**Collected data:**
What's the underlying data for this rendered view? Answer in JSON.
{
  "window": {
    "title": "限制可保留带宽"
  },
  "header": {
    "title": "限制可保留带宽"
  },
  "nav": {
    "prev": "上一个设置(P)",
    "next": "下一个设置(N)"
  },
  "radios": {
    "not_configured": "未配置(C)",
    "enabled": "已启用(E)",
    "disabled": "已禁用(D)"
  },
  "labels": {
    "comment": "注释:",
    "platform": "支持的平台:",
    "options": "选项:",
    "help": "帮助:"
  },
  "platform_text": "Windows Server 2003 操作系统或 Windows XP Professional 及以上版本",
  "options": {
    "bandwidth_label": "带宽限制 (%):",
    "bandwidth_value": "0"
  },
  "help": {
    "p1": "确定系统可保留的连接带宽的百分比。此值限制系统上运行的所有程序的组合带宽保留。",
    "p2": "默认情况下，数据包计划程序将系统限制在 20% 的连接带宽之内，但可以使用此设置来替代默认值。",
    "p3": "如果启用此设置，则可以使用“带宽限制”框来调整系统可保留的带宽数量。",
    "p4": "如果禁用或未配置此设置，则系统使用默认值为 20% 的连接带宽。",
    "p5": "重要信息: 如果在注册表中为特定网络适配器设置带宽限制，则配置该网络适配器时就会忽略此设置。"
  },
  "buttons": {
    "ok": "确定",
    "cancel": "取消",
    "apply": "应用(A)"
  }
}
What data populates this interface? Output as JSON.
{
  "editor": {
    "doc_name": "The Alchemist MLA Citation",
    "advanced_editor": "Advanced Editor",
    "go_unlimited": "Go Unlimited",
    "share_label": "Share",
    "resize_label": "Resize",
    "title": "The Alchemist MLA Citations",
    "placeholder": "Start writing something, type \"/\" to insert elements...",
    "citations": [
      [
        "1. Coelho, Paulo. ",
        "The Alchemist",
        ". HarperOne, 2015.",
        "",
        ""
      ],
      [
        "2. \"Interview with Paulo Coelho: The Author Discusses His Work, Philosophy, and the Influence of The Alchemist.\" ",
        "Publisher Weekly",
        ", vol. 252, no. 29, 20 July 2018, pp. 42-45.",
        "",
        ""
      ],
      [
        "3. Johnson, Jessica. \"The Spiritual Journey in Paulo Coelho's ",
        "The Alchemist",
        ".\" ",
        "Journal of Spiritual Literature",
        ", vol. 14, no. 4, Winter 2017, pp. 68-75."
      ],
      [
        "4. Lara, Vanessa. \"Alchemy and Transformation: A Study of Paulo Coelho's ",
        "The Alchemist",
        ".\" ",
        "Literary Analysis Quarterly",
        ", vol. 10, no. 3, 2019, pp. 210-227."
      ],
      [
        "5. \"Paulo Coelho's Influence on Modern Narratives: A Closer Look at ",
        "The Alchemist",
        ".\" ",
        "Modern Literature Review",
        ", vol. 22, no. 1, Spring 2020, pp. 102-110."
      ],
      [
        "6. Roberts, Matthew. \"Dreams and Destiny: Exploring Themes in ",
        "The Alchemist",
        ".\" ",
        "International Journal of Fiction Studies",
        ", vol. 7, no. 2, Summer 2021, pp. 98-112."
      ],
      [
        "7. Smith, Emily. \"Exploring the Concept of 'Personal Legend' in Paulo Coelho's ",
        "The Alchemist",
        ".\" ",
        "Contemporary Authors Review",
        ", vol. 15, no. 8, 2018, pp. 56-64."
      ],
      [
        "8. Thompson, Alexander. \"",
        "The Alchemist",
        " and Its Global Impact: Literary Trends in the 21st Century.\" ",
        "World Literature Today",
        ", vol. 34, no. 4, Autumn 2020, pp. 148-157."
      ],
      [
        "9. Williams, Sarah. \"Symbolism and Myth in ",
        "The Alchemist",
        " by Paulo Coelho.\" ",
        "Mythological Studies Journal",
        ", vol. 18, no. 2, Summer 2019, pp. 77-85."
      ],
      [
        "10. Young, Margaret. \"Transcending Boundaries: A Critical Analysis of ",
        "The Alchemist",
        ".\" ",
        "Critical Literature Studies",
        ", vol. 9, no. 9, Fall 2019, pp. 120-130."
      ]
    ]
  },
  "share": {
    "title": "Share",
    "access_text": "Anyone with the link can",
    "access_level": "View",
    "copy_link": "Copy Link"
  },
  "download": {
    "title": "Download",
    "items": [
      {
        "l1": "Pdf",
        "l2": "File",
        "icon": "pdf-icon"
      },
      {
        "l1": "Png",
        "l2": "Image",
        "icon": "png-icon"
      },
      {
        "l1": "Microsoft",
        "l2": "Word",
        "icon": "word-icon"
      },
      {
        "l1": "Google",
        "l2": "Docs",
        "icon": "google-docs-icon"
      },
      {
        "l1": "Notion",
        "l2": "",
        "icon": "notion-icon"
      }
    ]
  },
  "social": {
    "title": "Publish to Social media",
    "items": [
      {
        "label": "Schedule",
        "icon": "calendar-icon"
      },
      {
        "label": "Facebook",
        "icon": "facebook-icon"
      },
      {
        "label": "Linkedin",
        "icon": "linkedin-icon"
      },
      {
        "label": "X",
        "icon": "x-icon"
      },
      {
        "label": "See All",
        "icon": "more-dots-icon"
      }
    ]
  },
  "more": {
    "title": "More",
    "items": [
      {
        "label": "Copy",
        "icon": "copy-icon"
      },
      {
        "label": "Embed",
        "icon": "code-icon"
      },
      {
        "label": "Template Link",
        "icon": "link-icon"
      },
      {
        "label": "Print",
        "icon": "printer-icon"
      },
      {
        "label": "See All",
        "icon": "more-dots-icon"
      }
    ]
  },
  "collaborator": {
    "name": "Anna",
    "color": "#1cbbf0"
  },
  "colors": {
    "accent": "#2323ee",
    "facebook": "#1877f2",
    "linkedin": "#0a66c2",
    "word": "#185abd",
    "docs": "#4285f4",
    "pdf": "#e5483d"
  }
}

**WHAT TO WORK ON:** Return only the count of lines in the records that hold the word "Journal".

**COMPLETED TASK:** 3